▸ **Source**:
_ _ _ _ _ _ _

The building was designated a Chicago city landmark in 1990.
Phil Chess would downplay his contributions to music, once saying, “I didn’t know what I was doing.”
But he used to listen intently at recording sessions, making suggestions, said Ramsey Lewis. “He’d say, ‘That was a good take, why don’t you play more ‘up here’ — and he’d hit the treble clef, the high end of the piano.”
Lewis remembers performing at the Minor Key in Detroit when he received a call from Phil Chess informing him about his first big hit, 1965’s “The In Crowd.”
“We can’t keep it in stock!” he told Lewis.
Phil Chess. | Sun-Times file photo
Phil Chess. | Sun-Times file photo
The Chess brothers also had interests in radio stations, including WVON, WNOV and WSDM, according to Mr. Chess’ daughter.
Phil Chess moved to Arizona almost 50 years ago. He enjoyed going to the racetrack there and for a time owned a thoroughbred, Indian Express, that ran in the 2003 Kentucky Derby, his daughter said.
In retirement, Mr. Chess fought his way back from a fall and brain injury, learning to walk and talk again, according to his daughter. In his final days, hospice workers were surprised at his spirit, she said.

_ _ _ _ _ _ _

▸ **Recorded information**:
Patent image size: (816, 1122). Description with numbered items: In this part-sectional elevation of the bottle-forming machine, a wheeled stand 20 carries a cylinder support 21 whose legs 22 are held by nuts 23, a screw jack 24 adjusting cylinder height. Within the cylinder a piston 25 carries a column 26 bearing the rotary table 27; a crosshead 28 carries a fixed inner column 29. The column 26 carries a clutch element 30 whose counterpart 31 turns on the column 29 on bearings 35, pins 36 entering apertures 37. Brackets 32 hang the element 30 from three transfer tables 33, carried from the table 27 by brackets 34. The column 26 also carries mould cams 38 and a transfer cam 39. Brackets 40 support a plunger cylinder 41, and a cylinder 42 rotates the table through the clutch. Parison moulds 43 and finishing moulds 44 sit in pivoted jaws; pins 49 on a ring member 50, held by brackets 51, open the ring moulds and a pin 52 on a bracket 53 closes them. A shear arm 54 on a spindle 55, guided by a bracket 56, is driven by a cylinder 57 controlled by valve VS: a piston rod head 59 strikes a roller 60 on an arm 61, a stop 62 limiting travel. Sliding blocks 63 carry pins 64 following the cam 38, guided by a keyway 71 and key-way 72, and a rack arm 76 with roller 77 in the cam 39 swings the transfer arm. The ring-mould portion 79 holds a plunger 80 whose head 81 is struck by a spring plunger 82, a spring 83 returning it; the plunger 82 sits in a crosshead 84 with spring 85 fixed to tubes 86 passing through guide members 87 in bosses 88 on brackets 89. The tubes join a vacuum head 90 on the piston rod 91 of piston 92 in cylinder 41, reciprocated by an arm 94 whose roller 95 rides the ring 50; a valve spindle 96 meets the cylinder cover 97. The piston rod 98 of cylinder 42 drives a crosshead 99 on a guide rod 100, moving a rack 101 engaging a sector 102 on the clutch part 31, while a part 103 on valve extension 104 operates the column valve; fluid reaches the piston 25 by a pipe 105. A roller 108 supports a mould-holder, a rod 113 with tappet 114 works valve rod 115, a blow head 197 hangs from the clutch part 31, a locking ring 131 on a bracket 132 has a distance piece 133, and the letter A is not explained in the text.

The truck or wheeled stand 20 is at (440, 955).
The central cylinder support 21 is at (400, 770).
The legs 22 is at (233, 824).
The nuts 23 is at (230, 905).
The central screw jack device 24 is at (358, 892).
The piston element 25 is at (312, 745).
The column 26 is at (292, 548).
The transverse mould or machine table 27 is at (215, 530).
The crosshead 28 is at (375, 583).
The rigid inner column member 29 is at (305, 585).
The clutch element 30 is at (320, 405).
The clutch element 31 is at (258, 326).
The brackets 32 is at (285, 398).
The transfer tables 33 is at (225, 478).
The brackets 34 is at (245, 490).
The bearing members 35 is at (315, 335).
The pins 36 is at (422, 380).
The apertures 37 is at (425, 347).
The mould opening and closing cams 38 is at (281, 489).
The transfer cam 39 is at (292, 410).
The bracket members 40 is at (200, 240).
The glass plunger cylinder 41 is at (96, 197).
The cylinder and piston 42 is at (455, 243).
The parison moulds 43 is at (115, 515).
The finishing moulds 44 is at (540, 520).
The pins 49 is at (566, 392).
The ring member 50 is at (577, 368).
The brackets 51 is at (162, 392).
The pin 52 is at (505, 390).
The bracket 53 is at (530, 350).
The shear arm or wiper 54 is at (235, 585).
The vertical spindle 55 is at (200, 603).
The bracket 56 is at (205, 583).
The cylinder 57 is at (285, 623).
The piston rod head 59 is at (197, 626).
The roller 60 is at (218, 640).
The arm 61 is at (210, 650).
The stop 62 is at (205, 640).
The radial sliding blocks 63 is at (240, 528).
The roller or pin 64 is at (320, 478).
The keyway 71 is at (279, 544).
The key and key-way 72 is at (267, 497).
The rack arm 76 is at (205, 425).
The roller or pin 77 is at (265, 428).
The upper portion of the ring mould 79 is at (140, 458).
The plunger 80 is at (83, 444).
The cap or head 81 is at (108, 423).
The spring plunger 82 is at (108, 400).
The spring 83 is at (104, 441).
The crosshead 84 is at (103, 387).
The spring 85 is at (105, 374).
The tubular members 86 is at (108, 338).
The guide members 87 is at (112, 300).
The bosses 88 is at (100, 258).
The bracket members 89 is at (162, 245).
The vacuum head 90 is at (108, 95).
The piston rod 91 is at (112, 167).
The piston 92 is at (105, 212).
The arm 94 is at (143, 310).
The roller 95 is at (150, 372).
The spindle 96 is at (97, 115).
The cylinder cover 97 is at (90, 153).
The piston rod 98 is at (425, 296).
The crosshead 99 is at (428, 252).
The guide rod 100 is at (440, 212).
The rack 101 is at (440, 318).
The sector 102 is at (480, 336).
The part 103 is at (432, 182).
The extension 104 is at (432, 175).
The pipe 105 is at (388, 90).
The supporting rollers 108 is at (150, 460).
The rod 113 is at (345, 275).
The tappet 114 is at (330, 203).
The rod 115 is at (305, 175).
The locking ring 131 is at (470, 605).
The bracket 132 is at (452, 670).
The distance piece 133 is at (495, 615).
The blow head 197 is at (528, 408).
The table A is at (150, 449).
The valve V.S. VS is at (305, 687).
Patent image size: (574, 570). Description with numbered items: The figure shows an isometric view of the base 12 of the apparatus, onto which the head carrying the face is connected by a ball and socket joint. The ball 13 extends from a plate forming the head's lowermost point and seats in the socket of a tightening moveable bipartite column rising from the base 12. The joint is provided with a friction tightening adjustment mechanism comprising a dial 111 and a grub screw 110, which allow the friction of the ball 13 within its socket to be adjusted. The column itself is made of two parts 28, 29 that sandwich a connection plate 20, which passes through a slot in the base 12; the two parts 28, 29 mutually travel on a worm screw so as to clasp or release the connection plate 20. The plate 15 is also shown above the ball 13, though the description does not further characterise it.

_ _ _ _ _ _ _

▸ **Problem requirements**: Reproduce the stretch of the Phil Chess article from "Phil Chess would" through "Mr. Chess’ daughter.". The rows come from a separate source.

▸ **Reply**:
Phil Chess would downplay his contributions to music, once saying, “I didn’t know what I was doing.”
But he used to listen intently at recording sessions, making suggestions, said Ramsey Lewis. “He’d say, ‘That was a good take, why don’t you play more ‘up here’ — and he’d hit the treble clef, the high end of the piano.”
Lewis remembers performing at the Minor Key in Detroit when he received a call from Phil Chess informing him about his first big hit, 1965’s “The In Crowd.”
“We can’t keep it in stock!” he told Lewis.
Phil Chess. | Sun-Times file photo
Phil Chess. | Sun-Times file photo
The Chess brothers also had interests in radio stations, including WVON, WNOV and WSDM, according to Mr. Chess’ daughter.